Stored entries:
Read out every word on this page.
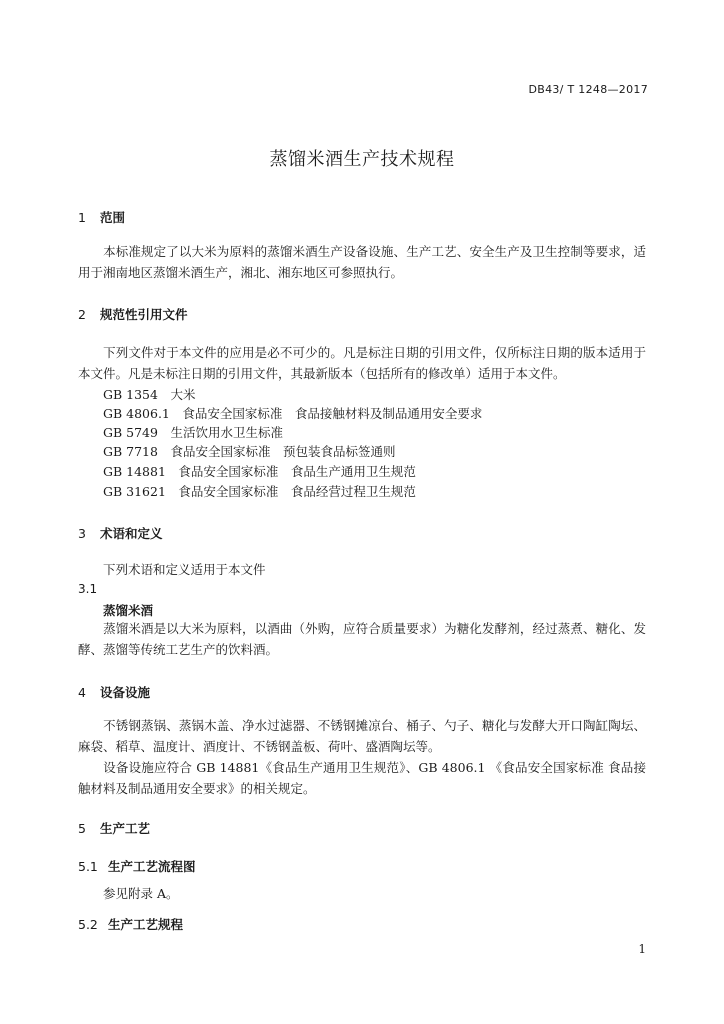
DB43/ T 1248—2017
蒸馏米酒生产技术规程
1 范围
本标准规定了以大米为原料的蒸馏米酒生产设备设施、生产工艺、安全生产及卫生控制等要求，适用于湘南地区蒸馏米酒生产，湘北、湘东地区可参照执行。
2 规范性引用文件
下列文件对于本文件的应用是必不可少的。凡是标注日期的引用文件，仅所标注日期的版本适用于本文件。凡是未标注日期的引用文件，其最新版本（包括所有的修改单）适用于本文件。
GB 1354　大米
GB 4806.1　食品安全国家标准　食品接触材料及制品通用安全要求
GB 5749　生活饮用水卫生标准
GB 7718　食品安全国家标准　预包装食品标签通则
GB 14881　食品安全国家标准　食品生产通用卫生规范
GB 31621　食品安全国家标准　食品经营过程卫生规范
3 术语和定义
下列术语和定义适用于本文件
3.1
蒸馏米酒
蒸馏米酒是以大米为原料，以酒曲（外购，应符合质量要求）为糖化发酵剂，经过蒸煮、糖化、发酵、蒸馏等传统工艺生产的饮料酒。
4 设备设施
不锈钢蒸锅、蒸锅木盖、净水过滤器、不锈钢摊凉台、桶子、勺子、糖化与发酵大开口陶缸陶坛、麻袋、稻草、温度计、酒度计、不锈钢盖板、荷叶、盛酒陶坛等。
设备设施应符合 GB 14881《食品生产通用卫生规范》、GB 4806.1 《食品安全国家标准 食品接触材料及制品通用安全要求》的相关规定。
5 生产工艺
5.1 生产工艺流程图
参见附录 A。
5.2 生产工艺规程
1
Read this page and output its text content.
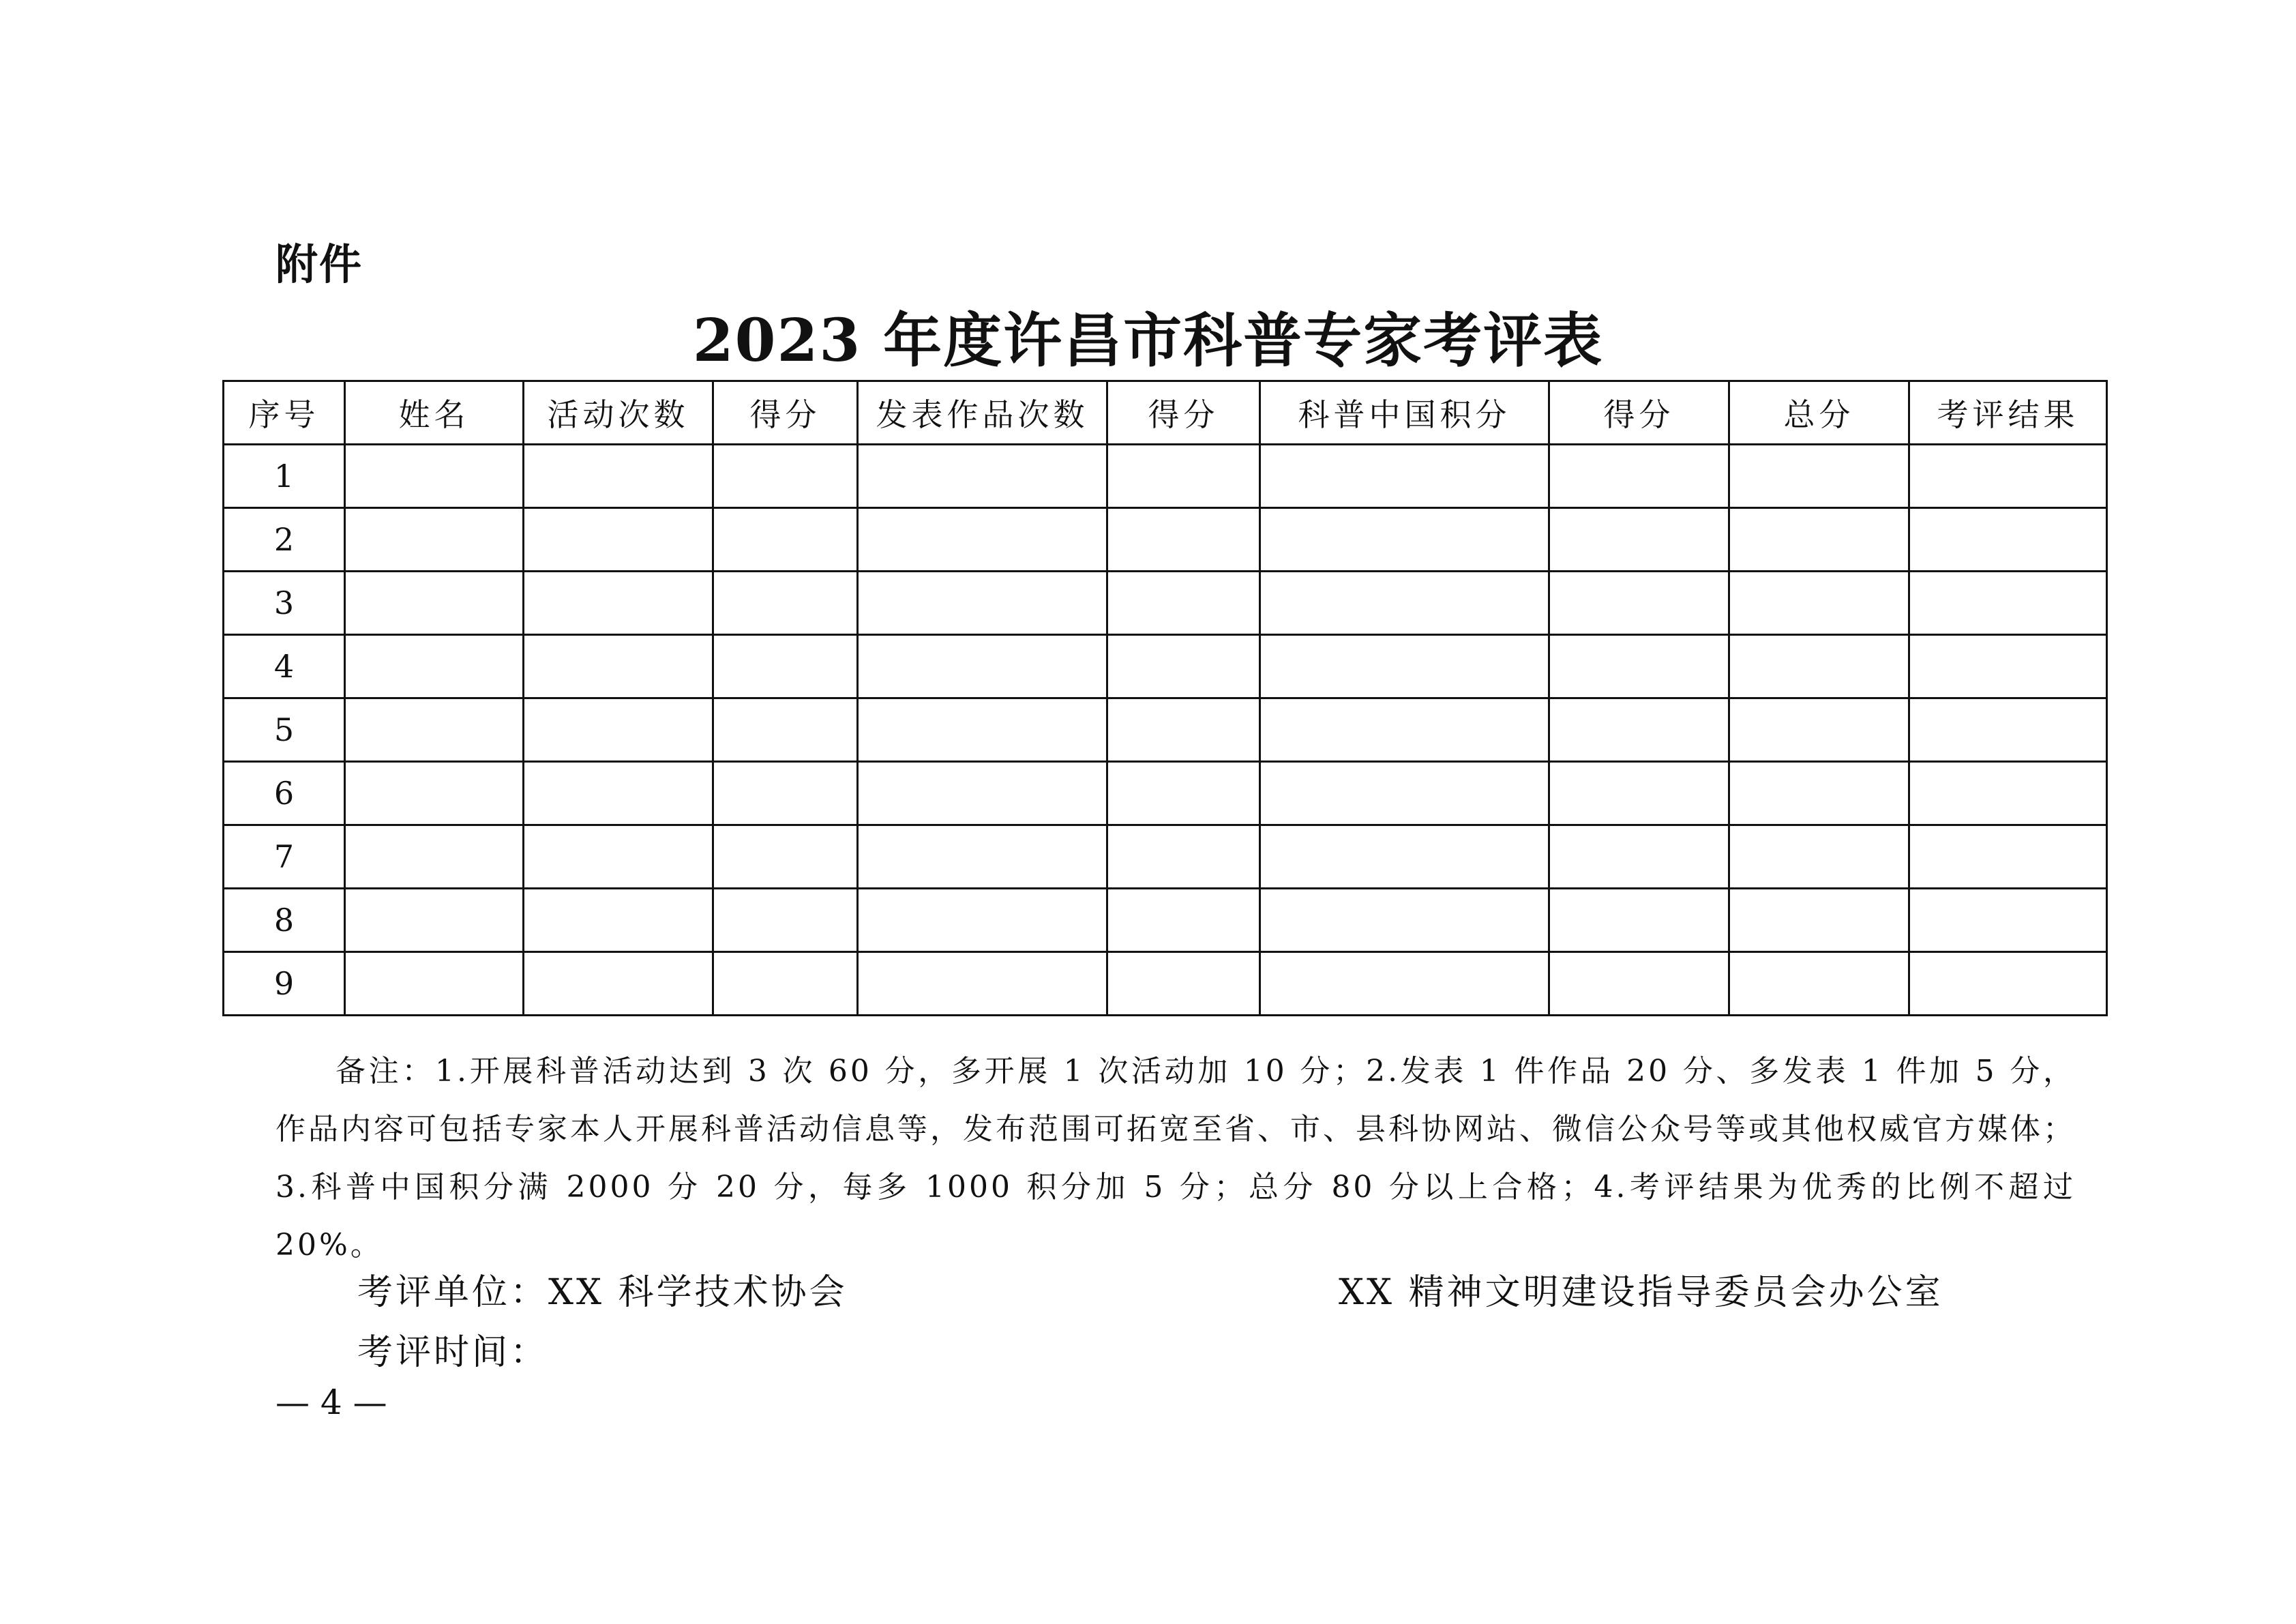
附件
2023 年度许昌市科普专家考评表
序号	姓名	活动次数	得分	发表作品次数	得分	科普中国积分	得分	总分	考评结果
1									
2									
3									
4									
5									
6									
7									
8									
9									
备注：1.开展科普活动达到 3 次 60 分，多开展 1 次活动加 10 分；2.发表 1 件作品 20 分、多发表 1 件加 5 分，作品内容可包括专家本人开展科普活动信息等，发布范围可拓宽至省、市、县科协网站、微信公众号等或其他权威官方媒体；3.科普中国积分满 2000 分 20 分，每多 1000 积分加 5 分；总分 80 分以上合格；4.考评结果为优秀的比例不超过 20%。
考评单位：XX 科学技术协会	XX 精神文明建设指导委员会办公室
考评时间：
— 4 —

Work to complete: From the line with "Read this page and output its text content." down to the end of the entries, retype each line exactly as written, but drop the pictures.

Solution to the exercise:
Read this page and output its text content.
附件
2023 年度许昌市科普专家考评表
序号	姓名	活动次数	得分	发表作品次数	得分	科普中国积分	得分	总分	考评结果
1									
2									
3									
4									
5									
6									
7									
8									
9									
备注：1.开展科普活动达到 3 次 60 分，多开展 1 次活动加 10 分；2.发表 1 件作品 20 分、多发表 1 件加 5 分，作品内容可包括专家本人开展科普活动信息等，发布范围可拓宽至省、市、县科协网站、微信公众号等或其他权威官方媒体；3.科普中国积分满 2000 分 20 分，每多 1000 积分加 5 分；总分 80 分以上合格；4.考评结果为优秀的比例不超过 20%。
考评单位：XX 科学技术协会	XX 精神文明建设指导委员会办公室
考评时间：
— 4 —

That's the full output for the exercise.